> Task directions: Select all lines in the records that include "JSON".

> Material to process:
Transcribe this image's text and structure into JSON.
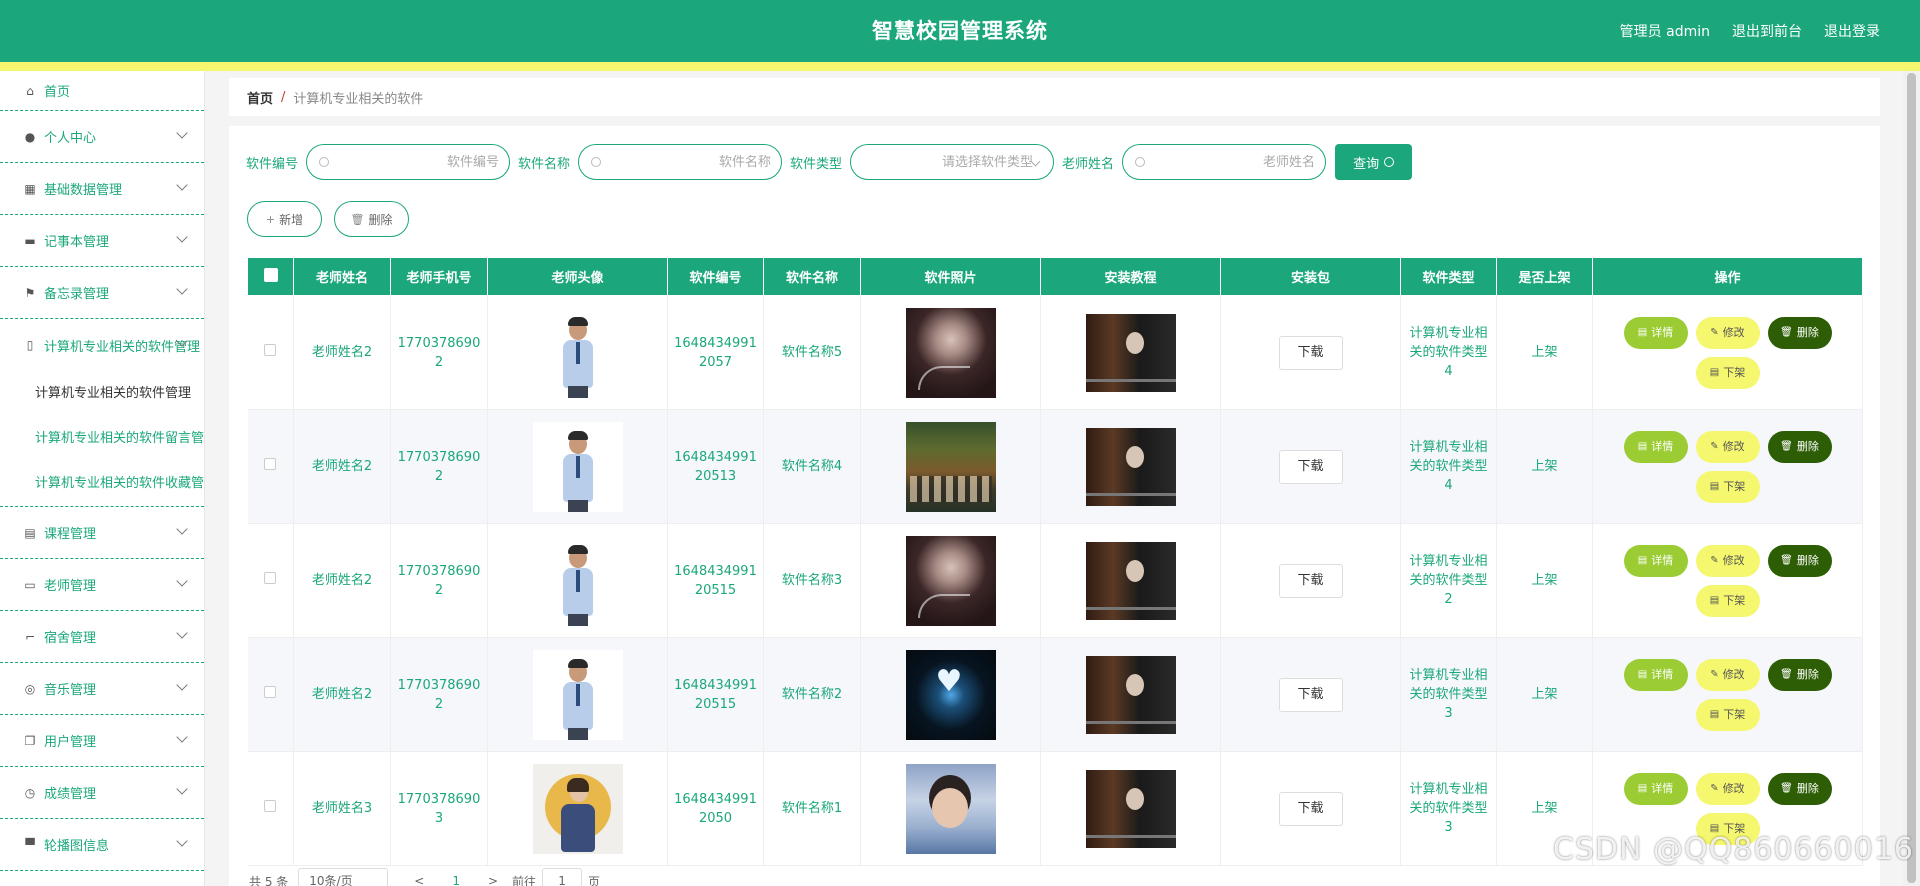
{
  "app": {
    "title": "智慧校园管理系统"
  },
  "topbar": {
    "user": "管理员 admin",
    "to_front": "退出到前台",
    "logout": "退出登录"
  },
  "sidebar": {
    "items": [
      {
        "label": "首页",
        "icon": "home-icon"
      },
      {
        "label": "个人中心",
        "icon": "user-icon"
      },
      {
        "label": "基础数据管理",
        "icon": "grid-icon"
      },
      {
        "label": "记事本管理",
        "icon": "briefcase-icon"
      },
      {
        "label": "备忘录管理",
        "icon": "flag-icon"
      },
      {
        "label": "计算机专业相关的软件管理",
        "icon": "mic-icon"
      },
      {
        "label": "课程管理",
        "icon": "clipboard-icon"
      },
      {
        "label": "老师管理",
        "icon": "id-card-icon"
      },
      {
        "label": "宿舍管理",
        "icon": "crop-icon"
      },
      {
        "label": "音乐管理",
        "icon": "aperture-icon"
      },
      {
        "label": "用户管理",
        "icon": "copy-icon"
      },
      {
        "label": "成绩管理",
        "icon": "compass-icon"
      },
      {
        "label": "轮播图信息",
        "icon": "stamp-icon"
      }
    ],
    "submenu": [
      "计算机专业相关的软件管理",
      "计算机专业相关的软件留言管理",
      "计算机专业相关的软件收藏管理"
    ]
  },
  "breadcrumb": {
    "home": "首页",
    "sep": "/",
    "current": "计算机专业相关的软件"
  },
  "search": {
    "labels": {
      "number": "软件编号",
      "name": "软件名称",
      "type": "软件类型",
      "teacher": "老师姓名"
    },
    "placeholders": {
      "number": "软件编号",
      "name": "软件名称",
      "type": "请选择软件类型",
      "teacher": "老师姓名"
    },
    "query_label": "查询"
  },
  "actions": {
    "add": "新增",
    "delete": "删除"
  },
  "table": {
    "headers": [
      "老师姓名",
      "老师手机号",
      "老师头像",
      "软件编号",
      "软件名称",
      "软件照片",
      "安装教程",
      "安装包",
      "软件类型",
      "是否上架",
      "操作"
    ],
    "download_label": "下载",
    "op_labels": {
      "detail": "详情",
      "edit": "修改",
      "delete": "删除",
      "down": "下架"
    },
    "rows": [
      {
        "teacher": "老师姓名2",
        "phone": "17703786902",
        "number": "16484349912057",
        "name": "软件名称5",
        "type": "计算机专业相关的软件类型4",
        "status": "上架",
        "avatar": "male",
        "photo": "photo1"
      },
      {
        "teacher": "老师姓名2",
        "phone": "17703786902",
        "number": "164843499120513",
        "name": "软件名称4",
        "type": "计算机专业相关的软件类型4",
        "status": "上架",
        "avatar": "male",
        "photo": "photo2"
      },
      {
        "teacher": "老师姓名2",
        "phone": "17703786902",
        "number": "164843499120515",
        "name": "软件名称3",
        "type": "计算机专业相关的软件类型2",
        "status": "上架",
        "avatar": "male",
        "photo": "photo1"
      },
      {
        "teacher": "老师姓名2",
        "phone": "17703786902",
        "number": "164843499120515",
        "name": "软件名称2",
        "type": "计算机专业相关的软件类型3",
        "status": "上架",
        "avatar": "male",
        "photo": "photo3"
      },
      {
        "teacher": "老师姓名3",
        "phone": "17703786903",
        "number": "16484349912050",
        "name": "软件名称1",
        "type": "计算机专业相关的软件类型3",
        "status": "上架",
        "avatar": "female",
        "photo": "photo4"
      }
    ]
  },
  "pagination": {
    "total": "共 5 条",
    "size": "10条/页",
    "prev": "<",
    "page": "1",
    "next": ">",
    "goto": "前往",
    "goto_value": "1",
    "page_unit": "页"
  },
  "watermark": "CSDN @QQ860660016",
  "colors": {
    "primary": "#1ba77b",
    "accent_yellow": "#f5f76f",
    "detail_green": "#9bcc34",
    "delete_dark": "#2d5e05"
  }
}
...
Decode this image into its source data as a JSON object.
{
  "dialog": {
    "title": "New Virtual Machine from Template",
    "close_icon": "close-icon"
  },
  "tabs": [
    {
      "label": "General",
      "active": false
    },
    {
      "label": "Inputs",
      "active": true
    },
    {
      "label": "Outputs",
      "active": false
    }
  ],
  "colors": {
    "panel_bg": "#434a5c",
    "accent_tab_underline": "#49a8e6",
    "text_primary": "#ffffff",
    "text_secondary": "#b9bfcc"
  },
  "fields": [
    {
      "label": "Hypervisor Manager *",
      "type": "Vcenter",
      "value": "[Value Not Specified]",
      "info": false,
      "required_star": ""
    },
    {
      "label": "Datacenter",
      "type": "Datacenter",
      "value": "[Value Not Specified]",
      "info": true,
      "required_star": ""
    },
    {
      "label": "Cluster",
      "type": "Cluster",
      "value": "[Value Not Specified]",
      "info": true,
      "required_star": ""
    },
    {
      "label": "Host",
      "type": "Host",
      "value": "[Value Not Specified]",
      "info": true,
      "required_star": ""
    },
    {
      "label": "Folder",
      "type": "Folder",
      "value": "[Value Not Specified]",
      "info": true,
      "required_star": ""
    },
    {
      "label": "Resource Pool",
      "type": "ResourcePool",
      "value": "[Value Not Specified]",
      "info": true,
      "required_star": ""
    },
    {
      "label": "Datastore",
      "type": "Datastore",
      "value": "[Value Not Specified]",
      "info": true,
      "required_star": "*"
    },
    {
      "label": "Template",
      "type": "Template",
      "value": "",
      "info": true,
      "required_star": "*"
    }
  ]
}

> Full answer:
Transcribe this image's text and structure into JSON.
Decode this image into its source data as a JSON object.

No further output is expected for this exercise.